The problem ::
Give a verbatim quotation of every record.

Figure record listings
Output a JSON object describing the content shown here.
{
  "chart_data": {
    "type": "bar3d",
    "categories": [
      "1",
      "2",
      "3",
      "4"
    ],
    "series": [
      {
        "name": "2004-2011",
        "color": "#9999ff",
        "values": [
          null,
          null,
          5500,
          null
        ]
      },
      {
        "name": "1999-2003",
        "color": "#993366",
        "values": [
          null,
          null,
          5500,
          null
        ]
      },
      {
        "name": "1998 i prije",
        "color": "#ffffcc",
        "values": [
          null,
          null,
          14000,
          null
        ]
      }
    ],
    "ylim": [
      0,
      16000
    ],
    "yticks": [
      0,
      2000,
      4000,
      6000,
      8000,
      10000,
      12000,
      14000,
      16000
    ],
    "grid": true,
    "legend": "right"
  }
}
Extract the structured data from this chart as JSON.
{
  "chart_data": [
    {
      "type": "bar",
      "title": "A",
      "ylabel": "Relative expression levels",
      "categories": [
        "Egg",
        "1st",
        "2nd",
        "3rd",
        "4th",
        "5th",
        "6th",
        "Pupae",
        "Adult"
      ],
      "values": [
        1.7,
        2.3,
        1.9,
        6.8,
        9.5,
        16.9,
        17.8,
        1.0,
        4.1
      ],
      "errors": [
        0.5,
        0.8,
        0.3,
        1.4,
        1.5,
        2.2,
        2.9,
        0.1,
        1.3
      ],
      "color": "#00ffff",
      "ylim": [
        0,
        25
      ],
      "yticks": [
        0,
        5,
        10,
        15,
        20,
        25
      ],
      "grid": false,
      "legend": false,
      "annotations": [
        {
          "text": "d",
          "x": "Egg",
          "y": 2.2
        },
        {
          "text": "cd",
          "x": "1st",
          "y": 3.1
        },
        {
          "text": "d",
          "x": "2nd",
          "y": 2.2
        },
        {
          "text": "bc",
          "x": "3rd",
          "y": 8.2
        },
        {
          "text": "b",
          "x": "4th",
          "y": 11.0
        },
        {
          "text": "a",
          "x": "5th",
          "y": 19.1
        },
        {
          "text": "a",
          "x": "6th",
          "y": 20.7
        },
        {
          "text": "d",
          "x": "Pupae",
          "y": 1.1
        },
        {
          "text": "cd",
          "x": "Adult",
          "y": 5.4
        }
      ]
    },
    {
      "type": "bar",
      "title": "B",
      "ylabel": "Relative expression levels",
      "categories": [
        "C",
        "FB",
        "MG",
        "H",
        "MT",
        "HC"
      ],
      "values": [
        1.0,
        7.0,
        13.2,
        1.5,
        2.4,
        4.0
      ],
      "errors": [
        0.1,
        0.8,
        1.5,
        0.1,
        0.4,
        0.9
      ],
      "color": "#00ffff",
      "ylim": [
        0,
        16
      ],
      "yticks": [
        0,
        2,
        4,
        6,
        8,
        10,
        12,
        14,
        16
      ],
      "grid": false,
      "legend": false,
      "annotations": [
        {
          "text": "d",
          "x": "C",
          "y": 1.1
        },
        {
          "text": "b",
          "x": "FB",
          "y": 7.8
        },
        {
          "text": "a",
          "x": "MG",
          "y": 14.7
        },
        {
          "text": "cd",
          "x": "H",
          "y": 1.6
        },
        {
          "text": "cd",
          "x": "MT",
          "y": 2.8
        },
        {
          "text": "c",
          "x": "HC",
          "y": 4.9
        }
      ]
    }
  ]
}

Result of this exercise ::
Output a JSON object describing the content shown here.
{
  "chart_data": {
    "type": "bar3d",
    "categories": [
      "1",
      "2",
      "3",
      "4"
    ],
    "series": [
      {
        "name": "2004-2011",
        "color": "#9999ff",
        "values": [
          null,
          null,
          5500,
          null
        ]
      },
      {
        "name": "1999-2003",
        "color": "#993366",
        "values": [
          null,
          null,
          5500,
          null
        ]
      },
      {
        "name": "1998 i prije",
        "color": "#ffffcc",
        "values": [
          null,
          null,
          14000,
          null
        ]
      }
    ],
    "ylim": [
      0,
      16000
    ],
    "yticks": [
      0,
      2000,
      4000,
      6000,
      8000,
      10000,
      12000,
      14000,
      16000
    ],
    "grid": true,
    "legend": "right"
  }
}
Extract the structured data from this chart as JSON.
{
  "chart_data": [
    {
      "type": "bar",
      "title": "A",
      "ylabel": "Relative expression levels",
      "categories": [
        "Egg",
        "1st",
        "2nd",
        "3rd",
        "4th",
        "5th",
        "6th",
        "Pupae",
        "Adult"
      ],
      "values": [
        1.7,
        2.3,
        1.9,
        6.8,
        9.5,
        16.9,
        17.8,
        1.0,
        4.1
      ],
      "errors": [
        0.5,
        0.8,
        0.3,
        1.4,
        1.5,
        2.2,
        2.9,
        0.1,
        1.3
      ],
      "color": "#00ffff",
      "ylim": [
        0,
        25
      ],
      "yticks": [
        0,
        5,
        10,
        15,
        20,
        25
      ],
      "grid": false,
      "legend": false,
      "annotations": [
        {
          "text": "d",
          "x": "Egg",
          "y": 2.2
        },
        {
          "text": "cd",
          "x": "1st",
          "y": 3.1
        },
        {
          "text": "d",
          "x": "2nd",
          "y": 2.2
        },
        {
          "text": "bc",
          "x": "3rd",
          "y": 8.2
        },
        {
          "text": "b",
          "x": "4th",
          "y": 11.0
        },
        {
          "text": "a",
          "x": "5th",
          "y": 19.1
        },
        {
          "text": "a",
          "x": "6th",
          "y": 20.7
        },
        {
          "text": "d",
          "x": "Pupae",
          "y": 1.1
        },
        {
          "text": "cd",
          "x": "Adult",
          "y": 5.4
        }
      ]
    },
    {
      "type": "bar",
      "title": "B",
      "ylabel": "Relative expression levels",
      "categories": [
        "C",
        "FB",
        "MG",
        "H",
        "MT",
        "HC"
      ],
      "values": [
        1.0,
        7.0,
        13.2,
        1.5,
        2.4,
        4.0
      ],
      "errors": [
        0.1,
        0.8,
        1.5,
        0.1,
        0.4,
        0.9
      ],
      "color": "#00ffff",
      "ylim": [
        0,
        16
      ],
      "yticks": [
        0,
        2,
        4,
        6,
        8,
        10,
        12,
        14,
        16
      ],
      "grid": false,
      "legend": false,
      "annotations": [
        {
          "text": "d",
          "x": "C",
          "y": 1.1
        },
        {
          "text": "b",
          "x": "FB",
          "y": 7.8
        },
        {
          "text": "a",
          "x": "MG",
          "y": 14.7
        },
        {
          "text": "cd",
          "x": "H",
          "y": 1.6
        },
        {
          "text": "cd",
          "x": "MT",
          "y": 2.8
        },
        {
          "text": "c",
          "x": "HC",
          "y": 4.9
        }
      ]
    }
  ]
}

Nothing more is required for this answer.